--- Begin ---

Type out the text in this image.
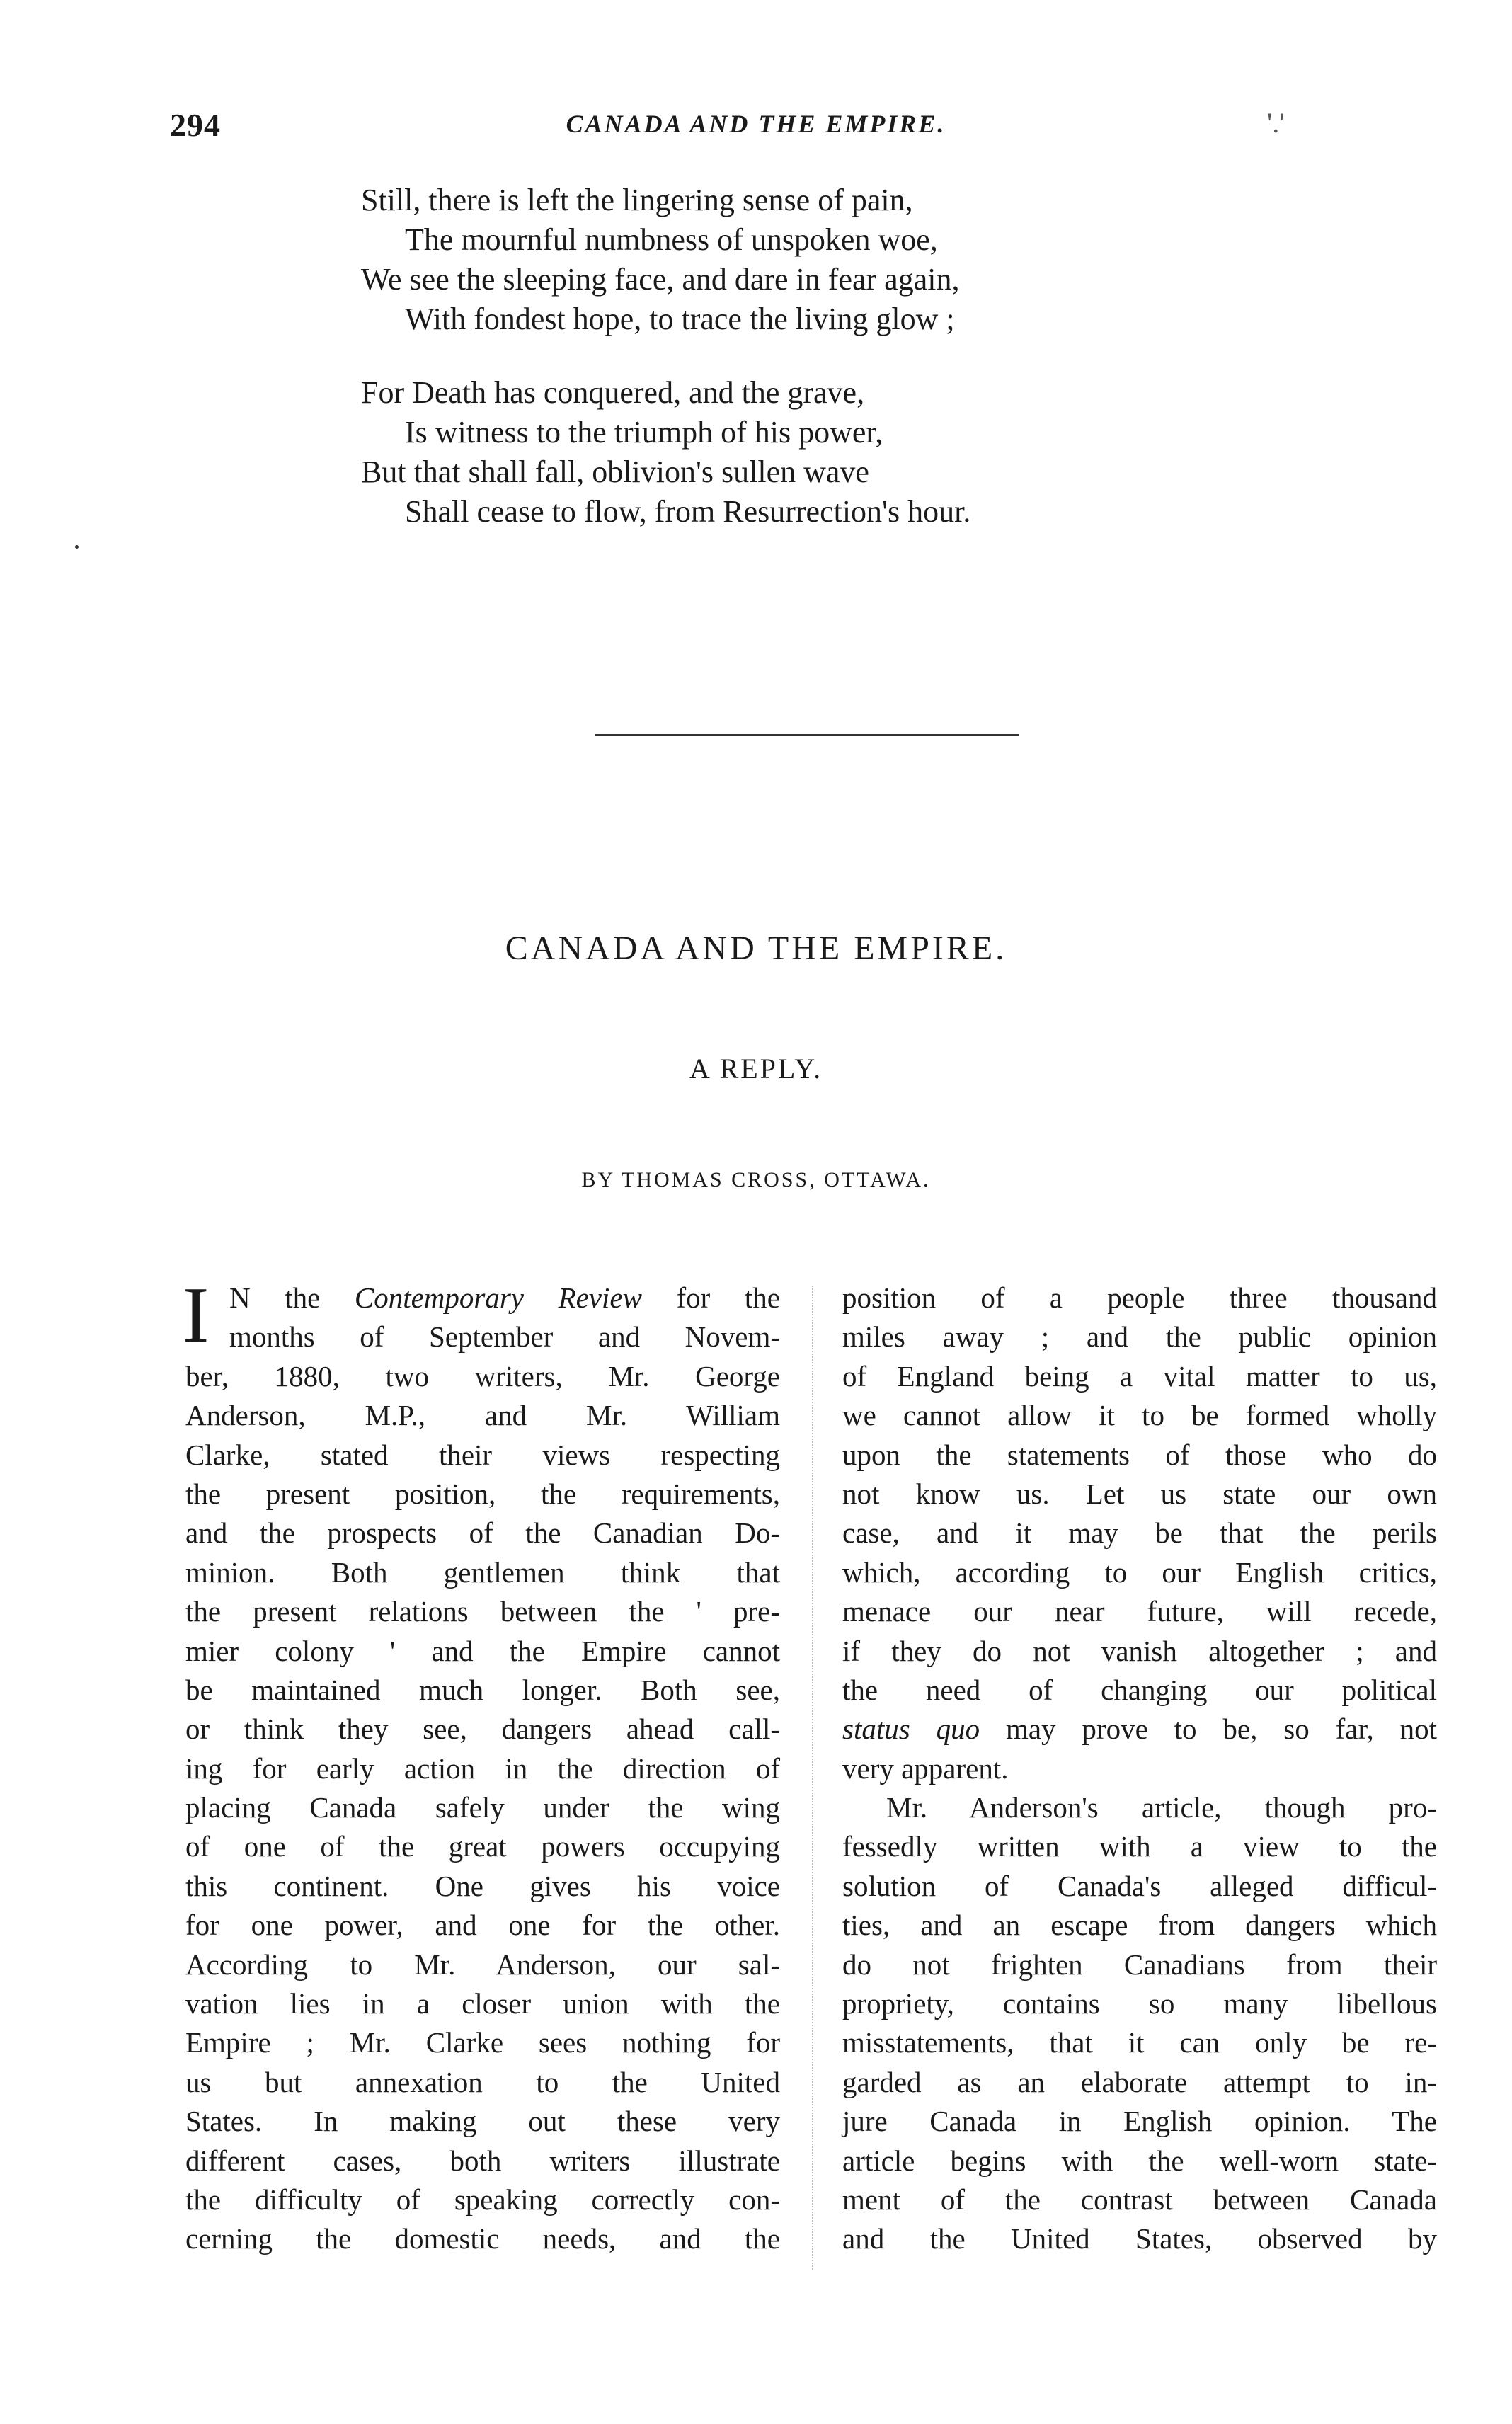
294	CANADA AND THE EMPIRE.	'.'
Still, there is left the lingering sense of pain,
The mournful numbness of unspoken woe,
We see the sleeping face, and dare in fear again,
With fondest hope, to trace the living glow ;
For Death has conquered, and the grave,
Is witness to the triumph of his power,
But that shall fall, oblivion's sullen wave
Shall cease to flow, from Resurrection's hour.
CANADA AND THE EMPIRE.
A REPLY.
BY THOMAS CROSS, OTTAWA.
I N the Contemporary Review for the
months of September and Novem-
ber, 1880, two writers, Mr. George
Anderson, M.P., and Mr. William
Clarke, stated their views respecting
the present position, the requirements,
and the prospects of the Canadian Do-
minion. Both gentlemen think that
the present relations between the ' pre-
mier colony ' and the Empire cannot
be maintained much longer. Both see,
or think they see, dangers ahead call-
ing for early action in the direction of
placing Canada safely under the wing
of one of the great powers occupying
this continent. One gives his voice
for one power, and one for the other.
According to Mr. Anderson, our sal-
vation lies in a closer union with the
Empire ; Mr. Clarke sees nothing for
us but annexation to the United
States. In making out these very
different cases, both writers illustrate
the difficulty of speaking correctly con-
cerning the domestic needs, and the
position of a people three thousand
miles away ; and the public opinion
of England being a vital matter to us,
we cannot allow it to be formed wholly
upon the statements of those who do
not know us. Let us state our own
case, and it may be that the perils
which, according to our English critics,
menace our near future, will recede,
if they do not vanish altogether ; and
the need of changing our political
status quo may prove to be, so far, not
very apparent.
Mr. Anderson's article, though pro-
fessedly written with a view to the
solution of Canada's alleged difficul-
ties, and an escape from dangers which
do not frighten Canadians from their
propriety, contains so many libellous
misstatements, that it can only be re-
garded as an elaborate attempt to in-
jure Canada in English opinion. The
article begins with the well-worn state-
ment of the contrast between Canada
and the United States, observed by
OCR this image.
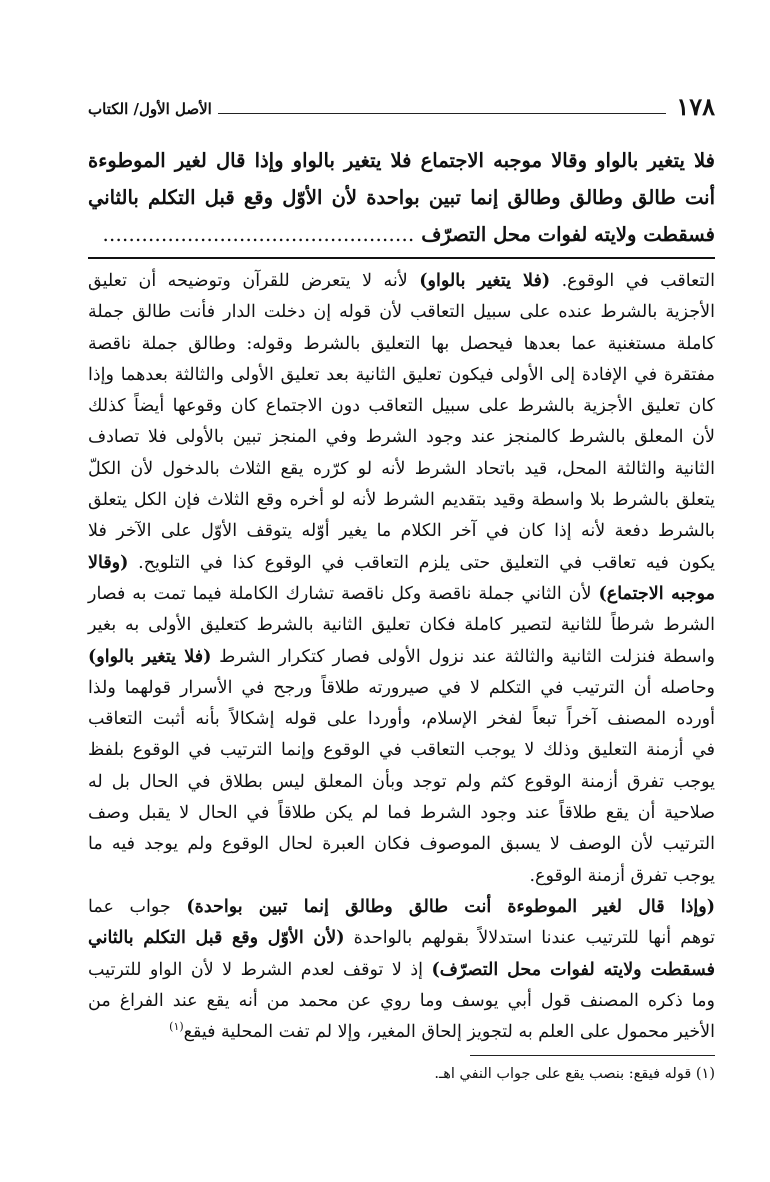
١٧٨
الأصل الأول/ الكتاب
فلا يتغير بالواو وقالا موجبه الاجتماع فلا يتغير بالواو وإذا قال لغير الموطوءة
أنت طالق وطالق وطالق إنما تبين بواحدة لأن الأوّل وقع قبل التكلم بالثاني
فسقطت ولايته لفوات محل التصرّف …………………………………………
التعاقب في الوقوع. (فلا يتغير بالواو) لأنه لا يتعرض للقرآن وتوضيحه أن تعليق
الأجزية بالشرط عنده على سبيل التعاقب لأن قوله إن دخلت الدار فأنت طالق جملة
كاملة مستغنية عما بعدها فيحصل بها التعليق بالشرط وقوله: وطالق جملة ناقصة
مفتقرة في الإفادة إلى الأولى فيكون تعليق الثانية بعد تعليق الأولى والثالثة بعدهما وإذا
كان تعليق الأجزية بالشرط على سبيل التعاقب دون الاجتماع كان وقوعها أيضاً كذلك
لأن المعلق بالشرط كالمنجز عند وجود الشرط وفي المنجز تبين بالأولى فلا تصادف
الثانية والثالثة المحل، قيد باتحاد الشرط لأنه لو كرّره يقع الثلاث بالدخول لأن الكلّ
يتعلق بالشرط بلا واسطة وقيد بتقديم الشرط لأنه لو أخره وقع الثلاث فإن الكل يتعلق
بالشرط دفعة لأنه إذا كان في آخر الكلام ما يغير أوّله يتوقف الأوّل على الآخر فلا
يكون فيه تعاقب في التعليق حتى يلزم التعاقب في الوقوع كذا في التلويح. (وقالا
موجبه الاجتماع) لأن الثاني جملة ناقصة وكل ناقصة تشارك الكاملة فيما تمت به فصار
الشرط شرطاً للثانية لتصير كاملة فكان تعليق الثانية بالشرط كتعليق الأولى به بغير
واسطة فنزلت الثانية والثالثة عند نزول الأولى فصار كتكرار الشرط (فلا يتغير بالواو)
وحاصله أن الترتيب في التكلم لا في صيرورته طلاقاً ورجح في الأسرار قولهما ولذا
أورده المصنف آخراً تبعاً لفخر الإسلام، وأوردا على قوله إشكالاً بأنه أثبت التعاقب
في أزمنة التعليق وذلك لا يوجب التعاقب في الوقوع وإنما الترتيب في الوقوع بلفظ
يوجب تفرق أزمنة الوقوع كثم ولم توجد وبأن المعلق ليس بطلاق في الحال بل له
صلاحية أن يقع طلاقاً عند وجود الشرط فما لم يكن طلاقاً في الحال لا يقبل وصف
الترتيب لأن الوصف لا يسبق الموصوف فكان العبرة لحال الوقوع ولم يوجد فيه ما
يوجب تفرق أزمنة الوقوع.
(وإذا قال لغير الموطوءة أنت طالق وطالق إنما تبين بواحدة) جواب عما
توهم أنها للترتيب عندنا استدلالاً بقولهم بالواحدة (لأن الأوّل وقع قبل التكلم بالثاني
فسقطت ولايته لفوات محل التصرّف) إذ لا توقف لعدم الشرط لا لأن الواو للترتيب
وما ذكره المصنف قول أبي يوسف وما روي عن محمد من أنه يقع عند الفراغ من
الأخير محمول على العلم به لتجويز إلحاق المغير، وإلا لم تفت المحلية فيقع$^{(١)}$
(١) قوله فيقع: بنصب يقع على جواب النفي اهـ.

--- End ---

What the task asks —
Return every line of the records exactly as given, pictures excluded.

Answer for this exercise —
Type out the text in this image.
294	CANADA AND THE EMPIRE.	'.'
Still, there is left the lingering sense of pain,
The mournful numbness of unspoken woe,
We see the sleeping face, and dare in fear again,
With fondest hope, to trace the living glow ;
For Death has conquered, and the grave,
Is witness to the triumph of his power,
But that shall fall, oblivion's sullen wave
Shall cease to flow, from Resurrection's hour.
CANADA AND THE EMPIRE.
A REPLY.
BY THOMAS CROSS, OTTAWA.
I N the Contemporary Review for the
months of September and Novem-
ber, 1880, two writers, Mr. George
Anderson, M.P., and Mr. William
Clarke, stated their views respecting
the present position, the requirements,
and the prospects of the Canadian Do-
minion. Both gentlemen think that
the present relations between the ' pre-
mier colony ' and the Empire cannot
be maintained much longer. Both see,
or think they see, dangers ahead call-
ing for early action in the direction of
placing Canada safely under the wing
of one of the great powers occupying
this continent. One gives his voice
for one power, and one for the other.
According to Mr. Anderson, our sal-
vation lies in a closer union with the
Empire ; Mr. Clarke sees nothing for
us but annexation to the United
States. In making out these very
different cases, both writers illustrate
the difficulty of speaking correctly con-
cerning the domestic needs, and the
position of a people three thousand
miles away ; and the public opinion
of England being a vital matter to us,
we cannot allow it to be formed wholly
upon the statements of those who do
not know us. Let us state our own
case, and it may be that the perils
which, according to our English critics,
menace our near future, will recede,
if they do not vanish altogether ; and
the need of changing our political
status quo may prove to be, so far, not
very apparent.
Mr. Anderson's article, though pro-
fessedly written with a view to the
solution of Canada's alleged difficul-
ties, and an escape from dangers which
do not frighten Canadians from their
propriety, contains so many libellous
misstatements, that it can only be re-
garded as an elaborate attempt to in-
jure Canada in English opinion. The
article begins with the well-worn state-
ment of the contrast between Canada
and the United States, observed by
OCR this image.
١٧٨
الأصل الأول/ الكتاب
فلا يتغير بالواو وقالا موجبه الاجتماع فلا يتغير بالواو وإذا قال لغير الموطوءة
أنت طالق وطالق وطالق إنما تبين بواحدة لأن الأوّل وقع قبل التكلم بالثاني
فسقطت ولايته لفوات محل التصرّف …………………………………………
التعاقب في الوقوع. (فلا يتغير بالواو) لأنه لا يتعرض للقرآن وتوضيحه أن تعليق
الأجزية بالشرط عنده على سبيل التعاقب لأن قوله إن دخلت الدار فأنت طالق جملة
كاملة مستغنية عما بعدها فيحصل بها التعليق بالشرط وقوله: وطالق جملة ناقصة
مفتقرة في الإفادة إلى الأولى فيكون تعليق الثانية بعد تعليق الأولى والثالثة بعدهما وإذا
كان تعليق الأجزية بالشرط على سبيل التعاقب دون الاجتماع كان وقوعها أيضاً كذلك
لأن المعلق بالشرط كالمنجز عند وجود الشرط وفي المنجز تبين بالأولى فلا تصادف
الثانية والثالثة المحل، قيد باتحاد الشرط لأنه لو كرّره يقع الثلاث بالدخول لأن الكلّ
يتعلق بالشرط بلا واسطة وقيد بتقديم الشرط لأنه لو أخره وقع الثلاث فإن الكل يتعلق
بالشرط دفعة لأنه إذا كان في آخر الكلام ما يغير أوّله يتوقف الأوّل على الآخر فلا
يكون فيه تعاقب في التعليق حتى يلزم التعاقب في الوقوع كذا في التلويح. (وقالا
موجبه الاجتماع) لأن الثاني جملة ناقصة وكل ناقصة تشارك الكاملة فيما تمت به فصار
الشرط شرطاً للثانية لتصير كاملة فكان تعليق الثانية بالشرط كتعليق الأولى به بغير
واسطة فنزلت الثانية والثالثة عند نزول الأولى فصار كتكرار الشرط (فلا يتغير بالواو)
وحاصله أن الترتيب في التكلم لا في صيرورته طلاقاً ورجح في الأسرار قولهما ولذا
أورده المصنف آخراً تبعاً لفخر الإسلام، وأوردا على قوله إشكالاً بأنه أثبت التعاقب
في أزمنة التعليق وذلك لا يوجب التعاقب في الوقوع وإنما الترتيب في الوقوع بلفظ
يوجب تفرق أزمنة الوقوع كثم ولم توجد وبأن المعلق ليس بطلاق في الحال بل له
صلاحية أن يقع طلاقاً عند وجود الشرط فما لم يكن طلاقاً في الحال لا يقبل وصف
الترتيب لأن الوصف لا يسبق الموصوف فكان العبرة لحال الوقوع ولم يوجد فيه ما
يوجب تفرق أزمنة الوقوع.
(وإذا قال لغير الموطوءة أنت طالق وطالق إنما تبين بواحدة) جواب عما
توهم أنها للترتيب عندنا استدلالاً بقولهم بالواحدة (لأن الأوّل وقع قبل التكلم بالثاني
فسقطت ولايته لفوات محل التصرّف) إذ لا توقف لعدم الشرط لا لأن الواو للترتيب
وما ذكره المصنف قول أبي يوسف وما روي عن محمد من أنه يقع عند الفراغ من
الأخير محمول على العلم به لتجويز إلحاق المغير، وإلا لم تفت المحلية فيقع$^{(١)}$
(١) قوله فيقع: بنصب يقع على جواب النفي اهـ.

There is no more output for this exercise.